• [DO THIS]
Each entry below should be reproduced character for character.

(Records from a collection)
-----
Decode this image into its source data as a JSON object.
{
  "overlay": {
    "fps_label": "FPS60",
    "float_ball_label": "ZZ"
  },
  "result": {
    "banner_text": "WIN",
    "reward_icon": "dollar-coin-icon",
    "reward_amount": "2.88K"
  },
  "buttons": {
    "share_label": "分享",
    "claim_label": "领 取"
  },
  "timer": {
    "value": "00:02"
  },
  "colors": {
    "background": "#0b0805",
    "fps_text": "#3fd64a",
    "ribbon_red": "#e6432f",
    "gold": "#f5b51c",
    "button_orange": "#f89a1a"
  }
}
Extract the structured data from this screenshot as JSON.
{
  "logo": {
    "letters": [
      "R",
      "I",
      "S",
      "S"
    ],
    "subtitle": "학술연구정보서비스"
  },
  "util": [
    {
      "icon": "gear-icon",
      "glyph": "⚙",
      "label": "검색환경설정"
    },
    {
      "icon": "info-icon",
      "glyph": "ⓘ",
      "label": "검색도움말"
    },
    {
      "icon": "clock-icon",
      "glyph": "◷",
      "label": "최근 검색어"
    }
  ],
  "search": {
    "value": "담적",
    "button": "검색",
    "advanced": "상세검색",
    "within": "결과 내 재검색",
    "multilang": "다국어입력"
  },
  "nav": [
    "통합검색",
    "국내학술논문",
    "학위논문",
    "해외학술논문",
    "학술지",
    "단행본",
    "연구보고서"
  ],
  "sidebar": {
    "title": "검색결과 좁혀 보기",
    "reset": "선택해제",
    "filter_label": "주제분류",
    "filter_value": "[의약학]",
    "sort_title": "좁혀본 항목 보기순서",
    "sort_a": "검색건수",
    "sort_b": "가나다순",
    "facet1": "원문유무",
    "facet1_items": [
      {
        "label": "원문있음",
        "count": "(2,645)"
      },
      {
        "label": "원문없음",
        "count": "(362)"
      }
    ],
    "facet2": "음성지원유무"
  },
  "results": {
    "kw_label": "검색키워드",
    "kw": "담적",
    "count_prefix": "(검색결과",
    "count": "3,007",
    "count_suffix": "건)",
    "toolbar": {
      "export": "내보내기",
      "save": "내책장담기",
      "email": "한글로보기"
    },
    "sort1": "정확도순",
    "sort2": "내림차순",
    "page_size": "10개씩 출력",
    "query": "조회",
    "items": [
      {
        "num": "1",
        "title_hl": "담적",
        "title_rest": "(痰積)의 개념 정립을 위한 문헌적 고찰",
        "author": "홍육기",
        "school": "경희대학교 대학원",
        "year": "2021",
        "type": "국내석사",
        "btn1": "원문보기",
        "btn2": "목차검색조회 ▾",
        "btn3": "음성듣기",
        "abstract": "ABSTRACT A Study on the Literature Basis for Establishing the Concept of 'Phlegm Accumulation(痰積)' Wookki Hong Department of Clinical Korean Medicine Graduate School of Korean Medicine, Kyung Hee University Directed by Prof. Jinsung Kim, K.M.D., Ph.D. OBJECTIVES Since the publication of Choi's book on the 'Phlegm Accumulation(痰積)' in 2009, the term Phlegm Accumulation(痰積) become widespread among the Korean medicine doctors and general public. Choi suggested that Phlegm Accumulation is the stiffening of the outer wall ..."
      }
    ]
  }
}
-----
• [COMPLETE RESPONSE]
Decode this image into its source data as a JSON object.
{
  "overlay": {
    "fps_label": "FPS60",
    "float_ball_label": "ZZ"
  },
  "result": {
    "banner_text": "WIN",
    "reward_icon": "dollar-coin-icon",
    "reward_amount": "2.88K"
  },
  "buttons": {
    "share_label": "分享",
    "claim_label": "领 取"
  },
  "timer": {
    "value": "00:02"
  },
  "colors": {
    "background": "#0b0805",
    "fps_text": "#3fd64a",
    "ribbon_red": "#e6432f",
    "gold": "#f5b51c",
    "button_orange": "#f89a1a"
  }
}
Extract the structured data from this screenshot as JSON.
{
  "logo": {
    "letters": [
      "R",
      "I",
      "S",
      "S"
    ],
    "subtitle": "학술연구정보서비스"
  },
  "util": [
    {
      "icon": "gear-icon",
      "glyph": "⚙",
      "label": "검색환경설정"
    },
    {
      "icon": "info-icon",
      "glyph": "ⓘ",
      "label": "검색도움말"
    },
    {
      "icon": "clock-icon",
      "glyph": "◷",
      "label": "최근 검색어"
    }
  ],
  "search": {
    "value": "담적",
    "button": "검색",
    "advanced": "상세검색",
    "within": "결과 내 재검색",
    "multilang": "다국어입력"
  },
  "nav": [
    "통합검색",
    "국내학술논문",
    "학위논문",
    "해외학술논문",
    "학술지",
    "단행본",
    "연구보고서"
  ],
  "sidebar": {
    "title": "검색결과 좁혀 보기",
    "reset": "선택해제",
    "filter_label": "주제분류",
    "filter_value": "[의약학]",
    "sort_title": "좁혀본 항목 보기순서",
    "sort_a": "검색건수",
    "sort_b": "가나다순",
    "facet1": "원문유무",
    "facet1_items": [
      {
        "label": "원문있음",
        "count": "(2,645)"
      },
      {
        "label": "원문없음",
        "count": "(362)"
      }
    ],
    "facet2": "음성지원유무"
  },
  "results": {
    "kw_label": "검색키워드",
    "kw": "담적",
    "count_prefix": "(검색결과",
    "count": "3,007",
    "count_suffix": "건)",
    "toolbar": {
      "export": "내보내기",
      "save": "내책장담기",
      "email": "한글로보기"
    },
    "sort1": "정확도순",
    "sort2": "내림차순",
    "page_size": "10개씩 출력",
    "query": "조회",
    "items": [
      {
        "num": "1",
        "title_hl": "담적",
        "title_rest": "(痰積)의 개념 정립을 위한 문헌적 고찰",
        "author": "홍육기",
        "school": "경희대학교 대학원",
        "year": "2021",
        "type": "국내석사",
        "btn1": "원문보기",
        "btn2": "목차검색조회 ▾",
        "btn3": "음성듣기",
        "abstract": "ABSTRACT A Study on the Literature Basis for Establishing the Concept of 'Phlegm Accumulation(痰積)' Wookki Hong Department of Clinical Korean Medicine Graduate School of Korean Medicine, Kyung Hee University Directed by Prof. Jinsung Kim, K.M.D., Ph.D. OBJECTIVES Since the publication of Choi's book on the 'Phlegm Accumulation(痰積)' in 2009, the term Phlegm Accumulation(痰積) become widespread among the Korean medicine doctors and general public. Choi suggested that Phlegm Accumulation is the stiffening of the outer wall ..."
      }
    ]
  }
}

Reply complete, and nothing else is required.